--- Work required ---
Restate, word for word, all of the material shown below.

--- Entries from a dataset ---

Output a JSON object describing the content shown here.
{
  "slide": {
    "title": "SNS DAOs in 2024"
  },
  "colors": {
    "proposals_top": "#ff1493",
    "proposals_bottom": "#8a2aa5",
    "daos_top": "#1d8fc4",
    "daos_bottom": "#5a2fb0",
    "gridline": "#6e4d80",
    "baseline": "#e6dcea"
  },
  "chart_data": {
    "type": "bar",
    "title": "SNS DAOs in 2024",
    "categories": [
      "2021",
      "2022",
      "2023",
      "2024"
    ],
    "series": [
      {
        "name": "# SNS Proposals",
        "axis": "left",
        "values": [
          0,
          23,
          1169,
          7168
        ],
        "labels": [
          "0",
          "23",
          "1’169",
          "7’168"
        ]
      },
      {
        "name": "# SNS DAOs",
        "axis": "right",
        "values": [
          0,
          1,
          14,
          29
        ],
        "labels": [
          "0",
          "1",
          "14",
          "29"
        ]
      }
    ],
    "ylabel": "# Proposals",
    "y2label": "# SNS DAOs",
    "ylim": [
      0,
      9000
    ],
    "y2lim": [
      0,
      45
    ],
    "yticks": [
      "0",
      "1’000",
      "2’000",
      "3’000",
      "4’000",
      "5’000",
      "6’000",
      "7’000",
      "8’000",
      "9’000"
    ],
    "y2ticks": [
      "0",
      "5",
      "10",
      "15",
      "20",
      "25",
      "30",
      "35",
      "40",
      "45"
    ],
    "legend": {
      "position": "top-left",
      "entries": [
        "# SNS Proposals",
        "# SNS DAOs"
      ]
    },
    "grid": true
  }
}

--- Completed task ---
Output a JSON object describing the content shown here.
{
  "slide": {
    "title": "SNS DAOs in 2024"
  },
  "colors": {
    "proposals_top": "#ff1493",
    "proposals_bottom": "#8a2aa5",
    "daos_top": "#1d8fc4",
    "daos_bottom": "#5a2fb0",
    "gridline": "#6e4d80",
    "baseline": "#e6dcea"
  },
  "chart_data": {
    "type": "bar",
    "title": "SNS DAOs in 2024",
    "categories": [
      "2021",
      "2022",
      "2023",
      "2024"
    ],
    "series": [
      {
        "name": "# SNS Proposals",
        "axis": "left",
        "values": [
          0,
          23,
          1169,
          7168
        ],
        "labels": [
          "0",
          "23",
          "1’169",
          "7’168"
        ]
      },
      {
        "name": "# SNS DAOs",
        "axis": "right",
        "values": [
          0,
          1,
          14,
          29
        ],
        "labels": [
          "0",
          "1",
          "14",
          "29"
        ]
      }
    ],
    "ylabel": "# Proposals",
    "y2label": "# SNS DAOs",
    "ylim": [
      0,
      9000
    ],
    "y2lim": [
      0,
      45
    ],
    "yticks": [
      "0",
      "1’000",
      "2’000",
      "3’000",
      "4’000",
      "5’000",
      "6’000",
      "7’000",
      "8’000",
      "9’000"
    ],
    "y2ticks": [
      "0",
      "5",
      "10",
      "15",
      "20",
      "25",
      "30",
      "35",
      "40",
      "45"
    ],
    "legend": {
      "position": "top-left",
      "entries": [
        "# SNS Proposals",
        "# SNS DAOs"
      ]
    },
    "grid": true
  }
}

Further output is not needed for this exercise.